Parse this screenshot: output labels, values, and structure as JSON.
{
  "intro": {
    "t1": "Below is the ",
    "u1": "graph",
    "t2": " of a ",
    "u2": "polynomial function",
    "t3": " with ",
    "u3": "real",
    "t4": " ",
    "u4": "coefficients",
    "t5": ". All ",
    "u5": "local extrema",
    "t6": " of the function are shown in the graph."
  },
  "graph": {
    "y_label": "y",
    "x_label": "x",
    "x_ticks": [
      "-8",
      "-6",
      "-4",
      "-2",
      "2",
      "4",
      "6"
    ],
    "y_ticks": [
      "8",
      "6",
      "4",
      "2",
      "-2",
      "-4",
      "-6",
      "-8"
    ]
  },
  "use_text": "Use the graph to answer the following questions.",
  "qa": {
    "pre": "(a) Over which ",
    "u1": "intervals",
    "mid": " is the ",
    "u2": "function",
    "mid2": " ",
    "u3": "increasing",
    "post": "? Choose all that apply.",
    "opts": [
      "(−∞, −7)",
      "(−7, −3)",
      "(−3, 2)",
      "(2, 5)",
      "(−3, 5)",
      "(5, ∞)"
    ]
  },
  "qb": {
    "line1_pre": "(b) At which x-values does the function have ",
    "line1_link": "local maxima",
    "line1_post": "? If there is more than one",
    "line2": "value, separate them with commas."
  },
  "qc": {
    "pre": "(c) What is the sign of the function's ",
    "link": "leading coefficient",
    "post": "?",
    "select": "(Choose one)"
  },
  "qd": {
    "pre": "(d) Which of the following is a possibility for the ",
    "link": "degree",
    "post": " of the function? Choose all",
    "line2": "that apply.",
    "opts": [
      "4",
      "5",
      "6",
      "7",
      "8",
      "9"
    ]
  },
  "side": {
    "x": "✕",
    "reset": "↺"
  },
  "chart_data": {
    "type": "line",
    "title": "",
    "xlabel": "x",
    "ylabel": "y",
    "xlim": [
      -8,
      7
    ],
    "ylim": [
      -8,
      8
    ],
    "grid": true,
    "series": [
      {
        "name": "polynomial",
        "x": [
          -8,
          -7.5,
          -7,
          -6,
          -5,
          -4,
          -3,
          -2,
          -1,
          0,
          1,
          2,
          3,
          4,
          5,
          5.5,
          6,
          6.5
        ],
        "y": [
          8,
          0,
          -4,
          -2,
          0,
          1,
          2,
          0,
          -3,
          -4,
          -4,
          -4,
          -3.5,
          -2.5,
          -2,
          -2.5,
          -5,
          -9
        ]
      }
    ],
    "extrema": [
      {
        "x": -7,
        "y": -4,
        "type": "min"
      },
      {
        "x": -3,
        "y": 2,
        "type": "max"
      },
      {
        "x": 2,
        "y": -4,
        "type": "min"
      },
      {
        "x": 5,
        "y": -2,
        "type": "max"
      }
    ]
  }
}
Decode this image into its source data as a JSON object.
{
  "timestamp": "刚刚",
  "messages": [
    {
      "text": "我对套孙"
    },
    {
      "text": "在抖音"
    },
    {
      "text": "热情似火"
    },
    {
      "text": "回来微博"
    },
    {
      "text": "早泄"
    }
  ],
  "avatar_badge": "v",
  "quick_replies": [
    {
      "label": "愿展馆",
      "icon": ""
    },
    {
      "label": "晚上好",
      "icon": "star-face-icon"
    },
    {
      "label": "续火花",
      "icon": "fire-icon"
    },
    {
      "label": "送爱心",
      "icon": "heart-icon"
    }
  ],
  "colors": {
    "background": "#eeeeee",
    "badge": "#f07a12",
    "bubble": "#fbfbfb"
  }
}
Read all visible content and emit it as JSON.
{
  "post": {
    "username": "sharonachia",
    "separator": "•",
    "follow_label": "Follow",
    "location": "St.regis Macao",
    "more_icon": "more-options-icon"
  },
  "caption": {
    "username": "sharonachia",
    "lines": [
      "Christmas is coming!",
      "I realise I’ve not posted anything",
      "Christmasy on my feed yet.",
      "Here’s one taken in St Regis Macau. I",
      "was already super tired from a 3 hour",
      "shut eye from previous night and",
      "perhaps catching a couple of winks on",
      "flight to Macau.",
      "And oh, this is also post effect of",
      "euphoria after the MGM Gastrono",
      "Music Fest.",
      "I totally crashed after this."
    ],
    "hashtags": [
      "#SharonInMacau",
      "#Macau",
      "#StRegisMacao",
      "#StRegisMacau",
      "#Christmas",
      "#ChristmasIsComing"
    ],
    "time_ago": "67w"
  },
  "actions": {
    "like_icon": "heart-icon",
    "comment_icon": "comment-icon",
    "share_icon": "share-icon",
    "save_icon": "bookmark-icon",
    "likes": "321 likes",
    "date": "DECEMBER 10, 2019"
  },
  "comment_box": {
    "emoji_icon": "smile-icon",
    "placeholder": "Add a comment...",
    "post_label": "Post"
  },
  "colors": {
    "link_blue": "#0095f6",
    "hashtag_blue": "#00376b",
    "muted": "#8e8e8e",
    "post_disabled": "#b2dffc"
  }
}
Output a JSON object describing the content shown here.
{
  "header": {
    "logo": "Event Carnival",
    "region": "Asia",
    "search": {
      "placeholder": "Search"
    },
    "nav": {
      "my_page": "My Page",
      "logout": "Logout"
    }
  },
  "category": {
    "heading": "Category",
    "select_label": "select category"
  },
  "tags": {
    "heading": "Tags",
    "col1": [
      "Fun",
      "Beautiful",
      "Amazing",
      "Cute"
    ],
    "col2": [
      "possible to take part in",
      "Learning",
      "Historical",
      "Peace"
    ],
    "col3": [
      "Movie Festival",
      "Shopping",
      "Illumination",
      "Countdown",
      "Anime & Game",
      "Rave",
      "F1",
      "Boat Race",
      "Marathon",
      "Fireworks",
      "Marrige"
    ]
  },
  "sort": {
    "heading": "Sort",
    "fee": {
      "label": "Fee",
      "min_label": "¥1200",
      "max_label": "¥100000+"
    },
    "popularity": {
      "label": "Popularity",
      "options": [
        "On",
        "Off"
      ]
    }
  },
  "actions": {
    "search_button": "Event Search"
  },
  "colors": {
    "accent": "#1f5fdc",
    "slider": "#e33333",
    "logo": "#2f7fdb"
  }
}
====================
■ **Work to do**
The records above are to be copied in full, exactly as written.

■ **Solution for this task**
Parse this screenshot: output labels, values, and structure as JSON.
{
  "intro": {
    "t1": "Below is the ",
    "u1": "graph",
    "t2": " of a ",
    "u2": "polynomial function",
    "t3": " with ",
    "u3": "real",
    "t4": " ",
    "u4": "coefficients",
    "t5": ". All ",
    "u5": "local extrema",
    "t6": " of the function are shown in the graph."
  },
  "graph": {
    "y_label": "y",
    "x_label": "x",
    "x_ticks": [
      "-8",
      "-6",
      "-4",
      "-2",
      "2",
      "4",
      "6"
    ],
    "y_ticks": [
      "8",
      "6",
      "4",
      "2",
      "-2",
      "-4",
      "-6",
      "-8"
    ]
  },
  "use_text": "Use the graph to answer the following questions.",
  "qa": {
    "pre": "(a) Over which ",
    "u1": "intervals",
    "mid": " is the ",
    "u2": "function",
    "mid2": " ",
    "u3": "increasing",
    "post": "? Choose all that apply.",
    "opts": [
      "(−∞, −7)",
      "(−7, −3)",
      "(−3, 2)",
      "(2, 5)",
      "(−3, 5)",
      "(5, ∞)"
    ]
  },
  "qb": {
    "line1_pre": "(b) At which x-values does the function have ",
    "line1_link": "local maxima",
    "line1_post": "? If there is more than one",
    "line2": "value, separate them with commas."
  },
  "qc": {
    "pre": "(c) What is the sign of the function's ",
    "link": "leading coefficient",
    "post": "?",
    "select": "(Choose one)"
  },
  "qd": {
    "pre": "(d) Which of the following is a possibility for the ",
    "link": "degree",
    "post": " of the function? Choose all",
    "line2": "that apply.",
    "opts": [
      "4",
      "5",
      "6",
      "7",
      "8",
      "9"
    ]
  },
  "side": {
    "x": "✕",
    "reset": "↺"
  },
  "chart_data": {
    "type": "line",
    "title": "",
    "xlabel": "x",
    "ylabel": "y",
    "xlim": [
      -8,
      7
    ],
    "ylim": [
      -8,
      8
    ],
    "grid": true,
    "series": [
      {
        "name": "polynomial",
        "x": [
          -8,
          -7.5,
          -7,
          -6,
          -5,
          -4,
          -3,
          -2,
          -1,
          0,
          1,
          2,
          3,
          4,
          5,
          5.5,
          6,
          6.5
        ],
        "y": [
          8,
          0,
          -4,
          -2,
          0,
          1,
          2,
          0,
          -3,
          -4,
          -4,
          -4,
          -3.5,
          -2.5,
          -2,
          -2.5,
          -5,
          -9
        ]
      }
    ],
    "extrema": [
      {
        "x": -7,
        "y": -4,
        "type": "min"
      },
      {
        "x": -3,
        "y": 2,
        "type": "max"
      },
      {
        "x": 2,
        "y": -4,
        "type": "min"
      },
      {
        "x": 5,
        "y": -2,
        "type": "max"
      }
    ]
  }
}
Decode this image into its source data as a JSON object.
{
  "timestamp": "刚刚",
  "messages": [
    {
      "text": "我对套孙"
    },
    {
      "text": "在抖音"
    },
    {
      "text": "热情似火"
    },
    {
      "text": "回来微博"
    },
    {
      "text": "早泄"
    }
  ],
  "avatar_badge": "v",
  "quick_replies": [
    {
      "label": "愿展馆",
      "icon": ""
    },
    {
      "label": "晚上好",
      "icon": "star-face-icon"
    },
    {
      "label": "续火花",
      "icon": "fire-icon"
    },
    {
      "label": "送爱心",
      "icon": "heart-icon"
    }
  ],
  "colors": {
    "background": "#eeeeee",
    "badge": "#f07a12",
    "bubble": "#fbfbfb"
  }
}
Read all visible content and emit it as JSON.
{
  "post": {
    "username": "sharonachia",
    "separator": "•",
    "follow_label": "Follow",
    "location": "St.regis Macao",
    "more_icon": "more-options-icon"
  },
  "caption": {
    "username": "sharonachia",
    "lines": [
      "Christmas is coming!",
      "I realise I’ve not posted anything",
      "Christmasy on my feed yet.",
      "Here’s one taken in St Regis Macau. I",
      "was already super tired from a 3 hour",
      "shut eye from previous night and",
      "perhaps catching a couple of winks on",
      "flight to Macau.",
      "And oh, this is also post effect of",
      "euphoria after the MGM Gastrono",
      "Music Fest.",
      "I totally crashed after this."
    ],
    "hashtags": [
      "#SharonInMacau",
      "#Macau",
      "#StRegisMacao",
      "#StRegisMacau",
      "#Christmas",
      "#ChristmasIsComing"
    ],
    "time_ago": "67w"
  },
  "actions": {
    "like_icon": "heart-icon",
    "comment_icon": "comment-icon",
    "share_icon": "share-icon",
    "save_icon": "bookmark-icon",
    "likes": "321 likes",
    "date": "DECEMBER 10, 2019"
  },
  "comment_box": {
    "emoji_icon": "smile-icon",
    "placeholder": "Add a comment...",
    "post_label": "Post"
  },
  "colors": {
    "link_blue": "#0095f6",
    "hashtag_blue": "#00376b",
    "muted": "#8e8e8e",
    "post_disabled": "#b2dffc"
  }
}
Output a JSON object describing the content shown here.
{
  "header": {
    "logo": "Event Carnival",
    "region": "Asia",
    "search": {
      "placeholder": "Search"
    },
    "nav": {
      "my_page": "My Page",
      "logout": "Logout"
    }
  },
  "category": {
    "heading": "Category",
    "select_label": "select category"
  },
  "tags": {
    "heading": "Tags",
    "col1": [
      "Fun",
      "Beautiful",
      "Amazing",
      "Cute"
    ],
    "col2": [
      "possible to take part in",
      "Learning",
      "Historical",
      "Peace"
    ],
    "col3": [
      "Movie Festival",
      "Shopping",
      "Illumination",
      "Countdown",
      "Anime & Game",
      "Rave",
      "F1",
      "Boat Race",
      "Marathon",
      "Fireworks",
      "Marrige"
    ]
  },
  "sort": {
    "heading": "Sort",
    "fee": {
      "label": "Fee",
      "min_label": "¥1200",
      "max_label": "¥100000+"
    },
    "popularity": {
      "label": "Popularity",
      "options": [
        "On",
        "Off"
      ]
    }
  },
  "actions": {
    "search_button": "Event Search"
  },
  "colors": {
    "accent": "#1f5fdc",
    "slider": "#e33333",
    "logo": "#2f7fdb"
  }
}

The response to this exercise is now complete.